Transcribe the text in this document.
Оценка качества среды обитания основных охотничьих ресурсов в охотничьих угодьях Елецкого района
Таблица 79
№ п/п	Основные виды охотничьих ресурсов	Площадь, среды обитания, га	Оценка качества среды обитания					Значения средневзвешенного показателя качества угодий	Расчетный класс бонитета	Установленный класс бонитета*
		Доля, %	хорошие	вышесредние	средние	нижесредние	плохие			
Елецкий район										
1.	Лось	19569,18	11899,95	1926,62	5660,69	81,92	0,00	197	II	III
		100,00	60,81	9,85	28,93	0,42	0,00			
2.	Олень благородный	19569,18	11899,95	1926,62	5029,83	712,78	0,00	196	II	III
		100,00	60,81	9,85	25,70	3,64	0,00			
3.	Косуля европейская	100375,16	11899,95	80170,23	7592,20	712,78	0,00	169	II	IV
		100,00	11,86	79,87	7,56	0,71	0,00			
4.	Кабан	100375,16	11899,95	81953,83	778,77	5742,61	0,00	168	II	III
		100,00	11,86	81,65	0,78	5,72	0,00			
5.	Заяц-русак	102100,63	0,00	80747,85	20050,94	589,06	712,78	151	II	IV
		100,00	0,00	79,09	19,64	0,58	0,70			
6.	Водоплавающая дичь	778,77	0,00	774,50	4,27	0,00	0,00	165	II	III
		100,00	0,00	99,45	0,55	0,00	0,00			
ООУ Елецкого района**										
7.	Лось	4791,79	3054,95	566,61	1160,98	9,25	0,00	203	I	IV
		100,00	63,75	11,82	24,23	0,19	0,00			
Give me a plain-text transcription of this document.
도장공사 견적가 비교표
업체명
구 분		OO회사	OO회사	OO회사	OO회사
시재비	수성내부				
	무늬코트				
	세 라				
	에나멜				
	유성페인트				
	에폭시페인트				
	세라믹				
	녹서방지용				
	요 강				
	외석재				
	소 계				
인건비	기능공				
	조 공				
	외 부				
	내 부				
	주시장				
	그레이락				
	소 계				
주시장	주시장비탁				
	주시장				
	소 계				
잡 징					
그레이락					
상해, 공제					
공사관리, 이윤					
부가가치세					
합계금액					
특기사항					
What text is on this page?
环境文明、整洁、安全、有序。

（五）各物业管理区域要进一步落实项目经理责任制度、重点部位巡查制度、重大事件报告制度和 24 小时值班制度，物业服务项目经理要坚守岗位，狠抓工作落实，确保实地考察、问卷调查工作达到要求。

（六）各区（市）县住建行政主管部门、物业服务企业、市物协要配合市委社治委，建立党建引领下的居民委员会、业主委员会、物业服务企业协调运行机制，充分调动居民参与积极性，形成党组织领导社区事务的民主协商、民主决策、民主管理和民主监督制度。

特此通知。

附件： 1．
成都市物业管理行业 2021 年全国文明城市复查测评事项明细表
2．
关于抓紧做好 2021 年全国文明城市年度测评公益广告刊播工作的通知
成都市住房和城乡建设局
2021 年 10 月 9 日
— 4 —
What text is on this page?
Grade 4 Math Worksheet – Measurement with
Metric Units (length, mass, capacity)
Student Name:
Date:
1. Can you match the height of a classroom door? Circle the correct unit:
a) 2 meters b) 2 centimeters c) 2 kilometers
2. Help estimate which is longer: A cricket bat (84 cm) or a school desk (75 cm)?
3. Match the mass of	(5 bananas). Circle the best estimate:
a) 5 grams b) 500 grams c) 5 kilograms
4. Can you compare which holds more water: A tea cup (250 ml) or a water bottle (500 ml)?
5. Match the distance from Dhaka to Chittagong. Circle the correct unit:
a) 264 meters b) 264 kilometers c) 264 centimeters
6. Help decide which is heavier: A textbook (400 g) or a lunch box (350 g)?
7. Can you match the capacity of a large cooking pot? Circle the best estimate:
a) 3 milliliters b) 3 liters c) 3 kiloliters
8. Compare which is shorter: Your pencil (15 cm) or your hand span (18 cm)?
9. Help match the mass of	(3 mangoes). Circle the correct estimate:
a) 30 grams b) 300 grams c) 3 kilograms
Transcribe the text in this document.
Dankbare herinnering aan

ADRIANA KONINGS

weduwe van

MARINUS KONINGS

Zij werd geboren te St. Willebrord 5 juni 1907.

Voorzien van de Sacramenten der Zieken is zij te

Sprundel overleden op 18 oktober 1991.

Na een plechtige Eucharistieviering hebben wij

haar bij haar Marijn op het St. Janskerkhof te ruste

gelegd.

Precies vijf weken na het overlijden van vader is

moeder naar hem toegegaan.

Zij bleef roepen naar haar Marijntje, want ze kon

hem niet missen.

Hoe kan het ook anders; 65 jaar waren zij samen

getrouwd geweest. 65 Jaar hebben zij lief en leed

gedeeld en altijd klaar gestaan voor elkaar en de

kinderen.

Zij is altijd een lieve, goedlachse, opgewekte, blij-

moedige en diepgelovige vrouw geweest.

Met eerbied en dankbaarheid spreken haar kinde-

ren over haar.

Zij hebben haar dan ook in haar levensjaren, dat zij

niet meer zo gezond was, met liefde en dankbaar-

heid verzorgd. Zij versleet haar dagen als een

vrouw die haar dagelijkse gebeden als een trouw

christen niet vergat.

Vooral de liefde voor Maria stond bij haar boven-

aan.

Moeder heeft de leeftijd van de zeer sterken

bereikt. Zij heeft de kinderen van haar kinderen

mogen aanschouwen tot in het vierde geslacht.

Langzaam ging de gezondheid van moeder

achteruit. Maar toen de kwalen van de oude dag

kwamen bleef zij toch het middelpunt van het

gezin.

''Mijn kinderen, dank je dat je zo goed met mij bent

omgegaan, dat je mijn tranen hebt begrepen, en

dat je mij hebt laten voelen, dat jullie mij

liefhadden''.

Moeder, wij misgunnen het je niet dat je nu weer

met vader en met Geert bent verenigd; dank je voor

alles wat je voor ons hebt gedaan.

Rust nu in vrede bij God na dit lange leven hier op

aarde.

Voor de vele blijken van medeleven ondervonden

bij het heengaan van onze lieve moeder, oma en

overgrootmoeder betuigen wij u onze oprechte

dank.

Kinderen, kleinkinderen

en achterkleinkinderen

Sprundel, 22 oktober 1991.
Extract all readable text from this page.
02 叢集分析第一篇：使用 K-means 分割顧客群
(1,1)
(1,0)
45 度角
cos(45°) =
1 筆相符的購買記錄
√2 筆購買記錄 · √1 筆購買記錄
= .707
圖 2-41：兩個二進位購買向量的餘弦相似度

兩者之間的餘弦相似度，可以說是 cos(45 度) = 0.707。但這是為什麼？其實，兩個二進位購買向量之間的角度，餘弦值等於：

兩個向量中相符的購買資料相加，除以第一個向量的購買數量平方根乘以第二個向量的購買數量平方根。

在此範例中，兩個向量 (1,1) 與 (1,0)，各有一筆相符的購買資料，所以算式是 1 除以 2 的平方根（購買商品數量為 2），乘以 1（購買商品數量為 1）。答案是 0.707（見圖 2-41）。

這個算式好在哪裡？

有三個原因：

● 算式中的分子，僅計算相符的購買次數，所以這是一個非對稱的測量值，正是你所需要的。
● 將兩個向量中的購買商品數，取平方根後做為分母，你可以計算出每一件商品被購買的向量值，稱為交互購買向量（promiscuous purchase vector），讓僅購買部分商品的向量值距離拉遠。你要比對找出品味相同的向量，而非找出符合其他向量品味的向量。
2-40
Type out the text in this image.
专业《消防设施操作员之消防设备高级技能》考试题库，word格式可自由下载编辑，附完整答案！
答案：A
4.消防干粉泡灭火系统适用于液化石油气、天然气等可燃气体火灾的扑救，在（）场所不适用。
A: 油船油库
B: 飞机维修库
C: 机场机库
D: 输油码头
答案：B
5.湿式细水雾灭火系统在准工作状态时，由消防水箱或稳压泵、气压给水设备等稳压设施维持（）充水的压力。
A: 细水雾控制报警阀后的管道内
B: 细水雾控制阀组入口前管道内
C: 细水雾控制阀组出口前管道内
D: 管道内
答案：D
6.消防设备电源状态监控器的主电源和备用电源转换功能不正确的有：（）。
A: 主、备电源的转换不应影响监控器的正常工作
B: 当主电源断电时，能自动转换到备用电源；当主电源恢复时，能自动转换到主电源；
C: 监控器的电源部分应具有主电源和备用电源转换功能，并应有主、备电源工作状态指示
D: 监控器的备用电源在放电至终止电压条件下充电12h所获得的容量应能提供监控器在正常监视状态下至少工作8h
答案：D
* * * * *
■ REQUIREMENT ■
Look over the records above and copy each line that includes the string "hebben".

■ RESULT OF THE EXERCISE ■
Na een plechtige Eucharistieviering hebben wij
getrouwd geweest. 65 Jaar hebben zij lief en leed
Zij hebben haar dan ook in haar levensjaren, dat zij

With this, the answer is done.